(Dataset entries)
Start
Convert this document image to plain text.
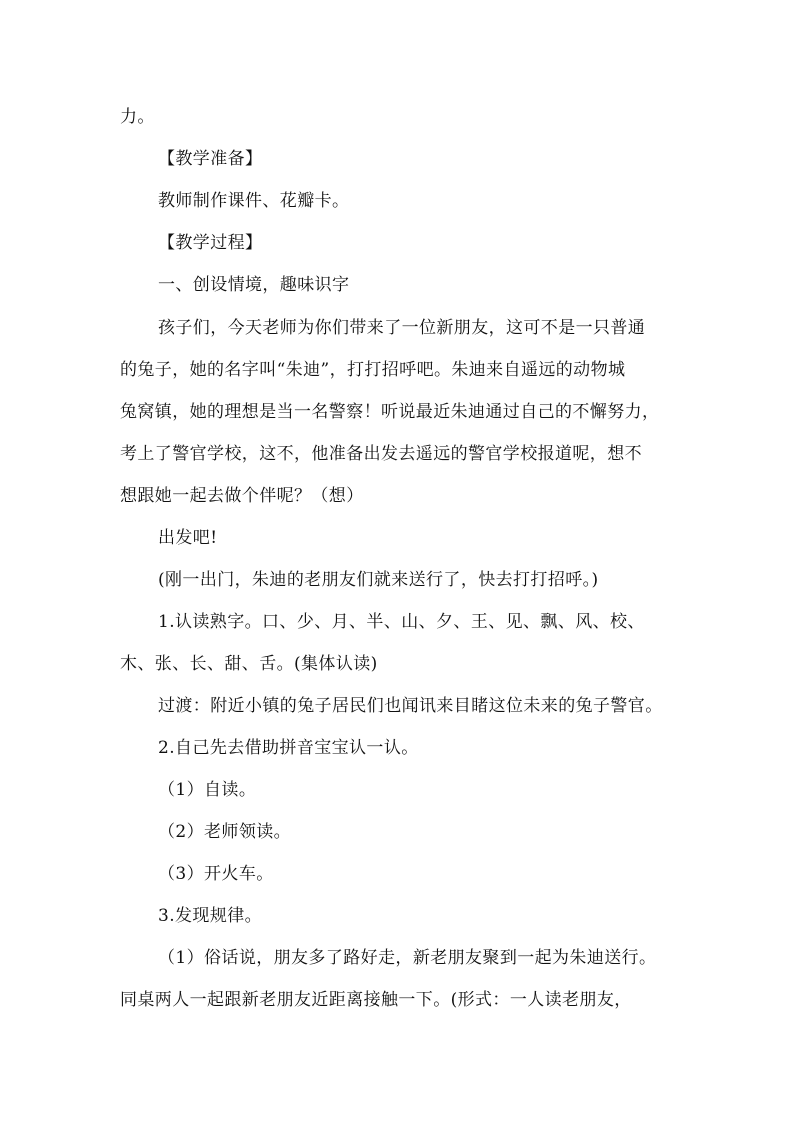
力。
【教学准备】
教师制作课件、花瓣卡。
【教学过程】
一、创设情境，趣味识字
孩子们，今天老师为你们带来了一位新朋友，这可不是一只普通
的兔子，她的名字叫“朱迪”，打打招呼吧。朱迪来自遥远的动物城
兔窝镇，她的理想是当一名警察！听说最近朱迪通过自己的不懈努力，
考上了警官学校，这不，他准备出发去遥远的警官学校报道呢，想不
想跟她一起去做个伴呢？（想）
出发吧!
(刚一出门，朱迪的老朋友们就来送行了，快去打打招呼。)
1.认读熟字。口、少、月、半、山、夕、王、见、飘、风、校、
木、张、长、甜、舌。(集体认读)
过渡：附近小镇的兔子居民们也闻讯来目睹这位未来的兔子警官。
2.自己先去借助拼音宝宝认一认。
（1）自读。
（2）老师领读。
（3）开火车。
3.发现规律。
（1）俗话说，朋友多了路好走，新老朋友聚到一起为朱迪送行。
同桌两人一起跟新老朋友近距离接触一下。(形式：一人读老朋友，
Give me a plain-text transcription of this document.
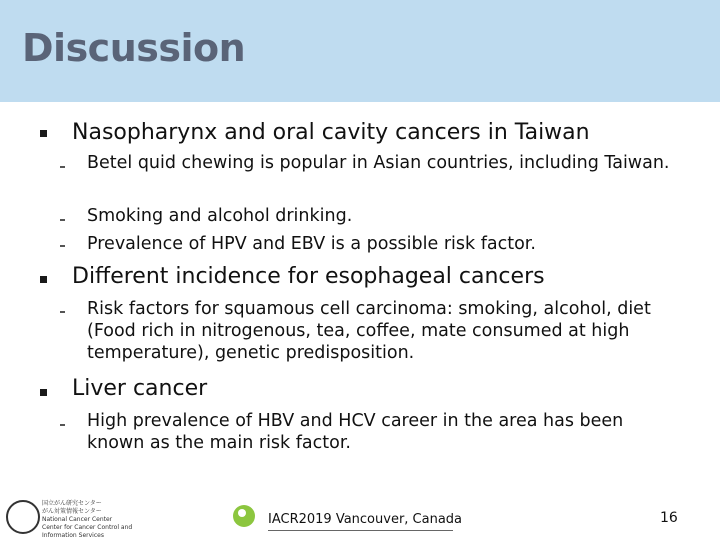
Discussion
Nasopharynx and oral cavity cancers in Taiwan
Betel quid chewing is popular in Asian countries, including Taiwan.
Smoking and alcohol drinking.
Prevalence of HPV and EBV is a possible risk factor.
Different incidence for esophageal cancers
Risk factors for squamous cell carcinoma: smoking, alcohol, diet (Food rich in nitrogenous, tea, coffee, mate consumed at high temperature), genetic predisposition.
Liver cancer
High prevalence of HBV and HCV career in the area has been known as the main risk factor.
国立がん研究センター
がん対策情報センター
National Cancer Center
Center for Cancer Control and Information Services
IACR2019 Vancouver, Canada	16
End
What is needed = Excluding the pictures, reproduce every entry exactly as given.

Right answer =
Convert this document image to plain text.
力。
【教学准备】
教师制作课件、花瓣卡。
【教学过程】
一、创设情境，趣味识字
孩子们，今天老师为你们带来了一位新朋友，这可不是一只普通
的兔子，她的名字叫“朱迪”，打打招呼吧。朱迪来自遥远的动物城
兔窝镇，她的理想是当一名警察！听说最近朱迪通过自己的不懈努力，
考上了警官学校，这不，他准备出发去遥远的警官学校报道呢，想不
想跟她一起去做个伴呢？（想）
出发吧!
(刚一出门，朱迪的老朋友们就来送行了，快去打打招呼。)
1.认读熟字。口、少、月、半、山、夕、王、见、飘、风、校、
木、张、长、甜、舌。(集体认读)
过渡：附近小镇的兔子居民们也闻讯来目睹这位未来的兔子警官。
2.自己先去借助拼音宝宝认一认。
（1）自读。
（2）老师领读。
（3）开火车。
3.发现规律。
（1）俗话说，朋友多了路好走，新老朋友聚到一起为朱迪送行。
同桌两人一起跟新老朋友近距离接触一下。(形式：一人读老朋友，
Give me a plain-text transcription of this document.
Discussion
Nasopharynx and oral cavity cancers in Taiwan
Betel quid chewing is popular in Asian countries, including Taiwan.
Smoking and alcohol drinking.
Prevalence of HPV and EBV is a possible risk factor.
Different incidence for esophageal cancers
Risk factors for squamous cell carcinoma: smoking, alcohol, diet (Food rich in nitrogenous, tea, coffee, mate consumed at high temperature), genetic predisposition.
Liver cancer
High prevalence of HBV and HCV career in the area has been known as the main risk factor.
国立がん研究センター
がん対策情報センター
National Cancer Center
Center for Cancer Control and Information Services
IACR2019 Vancouver, Canada	16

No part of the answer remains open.